• **Collected data entries**
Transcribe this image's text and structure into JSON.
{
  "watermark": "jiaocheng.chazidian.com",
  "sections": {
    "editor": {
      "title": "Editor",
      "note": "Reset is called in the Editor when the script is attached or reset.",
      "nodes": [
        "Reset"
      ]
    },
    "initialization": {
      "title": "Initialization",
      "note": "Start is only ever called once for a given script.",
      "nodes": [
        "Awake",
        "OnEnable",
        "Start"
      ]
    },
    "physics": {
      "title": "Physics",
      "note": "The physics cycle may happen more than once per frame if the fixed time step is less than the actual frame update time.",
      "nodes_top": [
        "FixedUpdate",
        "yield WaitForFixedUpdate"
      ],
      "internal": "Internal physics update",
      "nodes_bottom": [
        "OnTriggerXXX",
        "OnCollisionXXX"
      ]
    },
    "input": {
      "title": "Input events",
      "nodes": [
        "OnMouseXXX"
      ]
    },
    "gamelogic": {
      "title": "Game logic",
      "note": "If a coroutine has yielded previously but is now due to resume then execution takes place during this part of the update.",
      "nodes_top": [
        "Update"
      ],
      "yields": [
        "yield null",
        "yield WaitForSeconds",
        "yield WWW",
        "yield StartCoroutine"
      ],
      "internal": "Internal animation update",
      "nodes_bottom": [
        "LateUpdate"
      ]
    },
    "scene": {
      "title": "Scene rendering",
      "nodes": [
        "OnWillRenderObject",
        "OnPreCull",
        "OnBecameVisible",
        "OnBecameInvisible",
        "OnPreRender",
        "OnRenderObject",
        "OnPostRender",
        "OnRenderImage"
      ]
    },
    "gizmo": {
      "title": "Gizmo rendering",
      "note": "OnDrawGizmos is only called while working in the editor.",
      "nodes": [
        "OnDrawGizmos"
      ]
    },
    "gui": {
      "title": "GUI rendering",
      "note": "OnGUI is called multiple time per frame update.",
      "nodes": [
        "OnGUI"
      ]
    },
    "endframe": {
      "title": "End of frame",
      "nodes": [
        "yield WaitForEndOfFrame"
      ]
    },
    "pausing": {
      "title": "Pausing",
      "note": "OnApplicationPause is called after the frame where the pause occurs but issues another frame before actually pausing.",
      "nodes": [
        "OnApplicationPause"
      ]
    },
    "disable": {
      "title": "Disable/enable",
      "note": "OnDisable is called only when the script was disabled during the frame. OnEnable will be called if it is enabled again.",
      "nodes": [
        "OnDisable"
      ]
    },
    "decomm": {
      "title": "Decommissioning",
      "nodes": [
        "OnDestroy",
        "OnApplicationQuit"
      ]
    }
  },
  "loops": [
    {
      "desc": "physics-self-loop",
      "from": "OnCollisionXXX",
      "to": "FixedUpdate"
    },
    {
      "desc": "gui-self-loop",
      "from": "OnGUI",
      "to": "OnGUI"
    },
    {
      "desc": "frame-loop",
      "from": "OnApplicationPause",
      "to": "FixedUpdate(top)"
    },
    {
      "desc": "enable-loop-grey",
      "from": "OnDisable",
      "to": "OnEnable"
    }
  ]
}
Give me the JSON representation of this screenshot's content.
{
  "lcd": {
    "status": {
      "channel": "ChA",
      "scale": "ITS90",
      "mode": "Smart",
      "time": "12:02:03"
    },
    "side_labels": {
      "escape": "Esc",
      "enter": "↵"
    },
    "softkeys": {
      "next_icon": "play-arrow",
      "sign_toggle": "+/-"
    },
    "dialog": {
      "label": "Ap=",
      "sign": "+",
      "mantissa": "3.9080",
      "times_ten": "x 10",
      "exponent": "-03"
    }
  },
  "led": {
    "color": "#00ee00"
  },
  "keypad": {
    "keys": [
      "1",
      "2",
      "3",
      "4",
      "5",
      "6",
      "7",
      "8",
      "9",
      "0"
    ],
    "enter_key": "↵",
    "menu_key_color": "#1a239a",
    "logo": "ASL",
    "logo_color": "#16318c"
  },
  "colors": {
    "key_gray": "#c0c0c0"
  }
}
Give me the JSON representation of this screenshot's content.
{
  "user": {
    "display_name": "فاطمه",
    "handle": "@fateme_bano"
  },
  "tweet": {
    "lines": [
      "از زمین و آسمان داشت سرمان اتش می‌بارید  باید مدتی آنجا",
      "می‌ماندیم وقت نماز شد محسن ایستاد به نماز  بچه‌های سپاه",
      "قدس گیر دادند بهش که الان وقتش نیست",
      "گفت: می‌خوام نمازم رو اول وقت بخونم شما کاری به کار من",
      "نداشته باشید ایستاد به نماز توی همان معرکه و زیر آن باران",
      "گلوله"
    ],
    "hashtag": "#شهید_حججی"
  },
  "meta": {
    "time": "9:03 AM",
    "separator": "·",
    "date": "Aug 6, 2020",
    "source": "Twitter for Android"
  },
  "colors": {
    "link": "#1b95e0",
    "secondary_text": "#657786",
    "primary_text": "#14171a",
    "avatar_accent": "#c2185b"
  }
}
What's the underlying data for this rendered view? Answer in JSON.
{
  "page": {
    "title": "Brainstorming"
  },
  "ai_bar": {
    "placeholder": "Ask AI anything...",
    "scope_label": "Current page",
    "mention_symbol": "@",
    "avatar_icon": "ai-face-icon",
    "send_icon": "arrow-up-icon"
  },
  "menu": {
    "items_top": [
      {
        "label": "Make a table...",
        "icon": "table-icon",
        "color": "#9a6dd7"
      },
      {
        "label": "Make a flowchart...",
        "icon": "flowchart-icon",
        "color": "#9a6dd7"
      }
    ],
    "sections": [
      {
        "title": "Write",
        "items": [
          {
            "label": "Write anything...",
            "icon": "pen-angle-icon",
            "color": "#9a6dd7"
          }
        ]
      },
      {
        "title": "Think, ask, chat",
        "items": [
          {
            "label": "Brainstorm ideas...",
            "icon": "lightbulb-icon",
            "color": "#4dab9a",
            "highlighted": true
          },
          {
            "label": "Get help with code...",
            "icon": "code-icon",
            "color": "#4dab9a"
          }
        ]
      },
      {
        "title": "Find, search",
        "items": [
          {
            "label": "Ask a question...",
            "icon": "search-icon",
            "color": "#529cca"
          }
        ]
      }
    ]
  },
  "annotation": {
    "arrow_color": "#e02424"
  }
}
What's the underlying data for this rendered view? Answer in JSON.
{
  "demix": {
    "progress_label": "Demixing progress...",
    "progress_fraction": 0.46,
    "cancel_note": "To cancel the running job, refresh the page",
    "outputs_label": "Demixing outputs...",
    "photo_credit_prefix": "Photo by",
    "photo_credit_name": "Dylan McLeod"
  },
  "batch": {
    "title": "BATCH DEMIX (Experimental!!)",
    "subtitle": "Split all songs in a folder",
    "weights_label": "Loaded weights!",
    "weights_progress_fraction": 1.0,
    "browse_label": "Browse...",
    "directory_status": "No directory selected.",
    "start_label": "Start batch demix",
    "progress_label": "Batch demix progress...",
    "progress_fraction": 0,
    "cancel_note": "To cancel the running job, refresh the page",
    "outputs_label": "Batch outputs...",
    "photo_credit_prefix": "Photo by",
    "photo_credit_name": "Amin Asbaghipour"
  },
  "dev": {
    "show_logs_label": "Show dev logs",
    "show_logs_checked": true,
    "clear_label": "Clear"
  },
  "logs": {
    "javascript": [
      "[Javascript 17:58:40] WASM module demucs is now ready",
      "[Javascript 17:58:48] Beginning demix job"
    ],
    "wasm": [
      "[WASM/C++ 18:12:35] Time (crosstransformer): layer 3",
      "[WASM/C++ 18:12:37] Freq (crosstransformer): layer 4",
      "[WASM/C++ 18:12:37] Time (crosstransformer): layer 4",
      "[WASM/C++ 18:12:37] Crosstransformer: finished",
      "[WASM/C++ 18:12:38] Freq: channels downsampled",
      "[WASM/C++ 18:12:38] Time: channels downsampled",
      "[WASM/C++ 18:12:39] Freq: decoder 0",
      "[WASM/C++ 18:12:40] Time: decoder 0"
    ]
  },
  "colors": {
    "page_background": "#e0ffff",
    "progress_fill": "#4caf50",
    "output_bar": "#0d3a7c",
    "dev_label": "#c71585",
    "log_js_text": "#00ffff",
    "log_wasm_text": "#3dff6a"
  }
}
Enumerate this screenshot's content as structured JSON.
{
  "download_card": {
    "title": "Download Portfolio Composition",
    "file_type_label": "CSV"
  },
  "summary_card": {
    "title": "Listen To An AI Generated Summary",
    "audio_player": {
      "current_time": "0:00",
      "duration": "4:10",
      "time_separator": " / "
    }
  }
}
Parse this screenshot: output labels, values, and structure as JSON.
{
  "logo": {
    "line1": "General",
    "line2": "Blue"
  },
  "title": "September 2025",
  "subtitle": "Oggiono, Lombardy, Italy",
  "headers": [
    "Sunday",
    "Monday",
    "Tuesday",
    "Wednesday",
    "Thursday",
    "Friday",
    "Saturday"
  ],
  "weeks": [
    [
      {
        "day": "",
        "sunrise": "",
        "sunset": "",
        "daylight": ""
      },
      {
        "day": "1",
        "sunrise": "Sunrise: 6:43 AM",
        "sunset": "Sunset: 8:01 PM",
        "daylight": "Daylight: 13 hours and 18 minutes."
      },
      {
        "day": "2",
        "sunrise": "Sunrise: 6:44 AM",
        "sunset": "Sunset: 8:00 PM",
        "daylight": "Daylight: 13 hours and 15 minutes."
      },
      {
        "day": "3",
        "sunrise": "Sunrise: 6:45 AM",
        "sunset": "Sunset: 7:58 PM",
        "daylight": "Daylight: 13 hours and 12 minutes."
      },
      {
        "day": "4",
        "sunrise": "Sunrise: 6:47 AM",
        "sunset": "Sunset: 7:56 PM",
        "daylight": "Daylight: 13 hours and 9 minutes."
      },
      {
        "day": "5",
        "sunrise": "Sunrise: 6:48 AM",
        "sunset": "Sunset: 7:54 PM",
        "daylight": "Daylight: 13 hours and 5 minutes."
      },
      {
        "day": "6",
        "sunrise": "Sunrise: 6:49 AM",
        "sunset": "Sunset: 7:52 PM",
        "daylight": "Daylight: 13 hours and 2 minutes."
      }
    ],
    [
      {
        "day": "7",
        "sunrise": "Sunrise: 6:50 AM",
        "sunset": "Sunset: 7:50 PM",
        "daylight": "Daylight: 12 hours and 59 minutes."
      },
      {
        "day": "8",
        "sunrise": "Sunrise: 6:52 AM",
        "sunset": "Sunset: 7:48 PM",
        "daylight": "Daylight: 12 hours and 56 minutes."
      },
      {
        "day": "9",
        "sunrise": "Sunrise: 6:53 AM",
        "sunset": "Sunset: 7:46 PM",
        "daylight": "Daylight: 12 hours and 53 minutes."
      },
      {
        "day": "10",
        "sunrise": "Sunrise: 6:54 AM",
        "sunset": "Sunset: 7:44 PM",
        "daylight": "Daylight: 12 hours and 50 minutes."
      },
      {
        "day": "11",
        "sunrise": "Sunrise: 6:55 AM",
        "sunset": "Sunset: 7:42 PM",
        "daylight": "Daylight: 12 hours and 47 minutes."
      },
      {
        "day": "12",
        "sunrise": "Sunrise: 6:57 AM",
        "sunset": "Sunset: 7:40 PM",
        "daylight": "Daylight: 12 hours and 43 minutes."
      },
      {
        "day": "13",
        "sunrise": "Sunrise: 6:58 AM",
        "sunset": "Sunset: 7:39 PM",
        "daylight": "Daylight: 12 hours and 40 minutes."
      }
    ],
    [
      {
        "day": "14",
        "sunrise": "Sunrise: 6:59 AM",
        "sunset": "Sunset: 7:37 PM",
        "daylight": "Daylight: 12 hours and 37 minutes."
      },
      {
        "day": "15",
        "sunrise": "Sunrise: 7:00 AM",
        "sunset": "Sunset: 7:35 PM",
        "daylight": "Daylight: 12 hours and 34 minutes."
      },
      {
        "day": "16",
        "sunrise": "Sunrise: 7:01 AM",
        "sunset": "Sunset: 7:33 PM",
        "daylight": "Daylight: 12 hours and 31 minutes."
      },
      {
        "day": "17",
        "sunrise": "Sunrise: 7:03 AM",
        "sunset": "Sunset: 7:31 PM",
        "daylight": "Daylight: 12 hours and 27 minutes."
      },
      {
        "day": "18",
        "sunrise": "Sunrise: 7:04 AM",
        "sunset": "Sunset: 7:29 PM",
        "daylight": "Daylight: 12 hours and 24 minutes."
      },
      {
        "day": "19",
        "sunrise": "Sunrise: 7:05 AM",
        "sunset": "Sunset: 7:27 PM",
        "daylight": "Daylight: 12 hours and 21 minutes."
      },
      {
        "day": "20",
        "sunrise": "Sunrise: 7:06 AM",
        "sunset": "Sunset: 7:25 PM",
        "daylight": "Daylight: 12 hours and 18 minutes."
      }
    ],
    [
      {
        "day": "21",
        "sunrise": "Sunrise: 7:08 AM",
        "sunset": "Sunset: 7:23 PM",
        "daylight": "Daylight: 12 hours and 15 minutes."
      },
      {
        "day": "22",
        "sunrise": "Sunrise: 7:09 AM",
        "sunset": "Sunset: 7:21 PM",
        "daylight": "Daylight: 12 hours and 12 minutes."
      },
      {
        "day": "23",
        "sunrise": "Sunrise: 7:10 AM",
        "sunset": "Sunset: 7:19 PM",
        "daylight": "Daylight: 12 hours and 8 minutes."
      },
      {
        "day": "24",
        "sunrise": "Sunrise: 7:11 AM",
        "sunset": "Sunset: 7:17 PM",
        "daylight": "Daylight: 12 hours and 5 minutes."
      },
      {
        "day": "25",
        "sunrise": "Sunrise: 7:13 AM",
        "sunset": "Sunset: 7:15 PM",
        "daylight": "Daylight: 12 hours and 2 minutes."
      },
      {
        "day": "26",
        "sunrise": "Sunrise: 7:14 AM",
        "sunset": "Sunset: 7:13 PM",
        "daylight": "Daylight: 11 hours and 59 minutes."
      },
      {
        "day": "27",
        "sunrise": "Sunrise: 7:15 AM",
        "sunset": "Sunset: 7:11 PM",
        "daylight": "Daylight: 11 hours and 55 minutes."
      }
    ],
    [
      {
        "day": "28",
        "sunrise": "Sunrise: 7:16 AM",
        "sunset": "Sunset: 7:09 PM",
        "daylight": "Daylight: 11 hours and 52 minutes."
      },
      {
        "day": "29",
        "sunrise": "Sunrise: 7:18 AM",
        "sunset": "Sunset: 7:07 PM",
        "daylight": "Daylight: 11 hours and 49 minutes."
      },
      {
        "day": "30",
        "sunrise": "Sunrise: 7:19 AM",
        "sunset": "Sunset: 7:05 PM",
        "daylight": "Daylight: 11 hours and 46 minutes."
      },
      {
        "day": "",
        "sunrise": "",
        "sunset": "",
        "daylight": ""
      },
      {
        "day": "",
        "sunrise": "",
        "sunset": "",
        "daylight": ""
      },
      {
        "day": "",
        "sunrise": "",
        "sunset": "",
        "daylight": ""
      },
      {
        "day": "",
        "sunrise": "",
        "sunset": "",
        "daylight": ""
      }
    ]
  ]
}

• **TASK STATEMENT**
Check each line above for the string "channels", then copy the ones that have it.

• **SOLUTION TO THE EXERCISE**
      "[WASM/C++ 18:12:38] Freq: channels downsampled",
      "[WASM/C++ 18:12:38] Time: channels downsampled",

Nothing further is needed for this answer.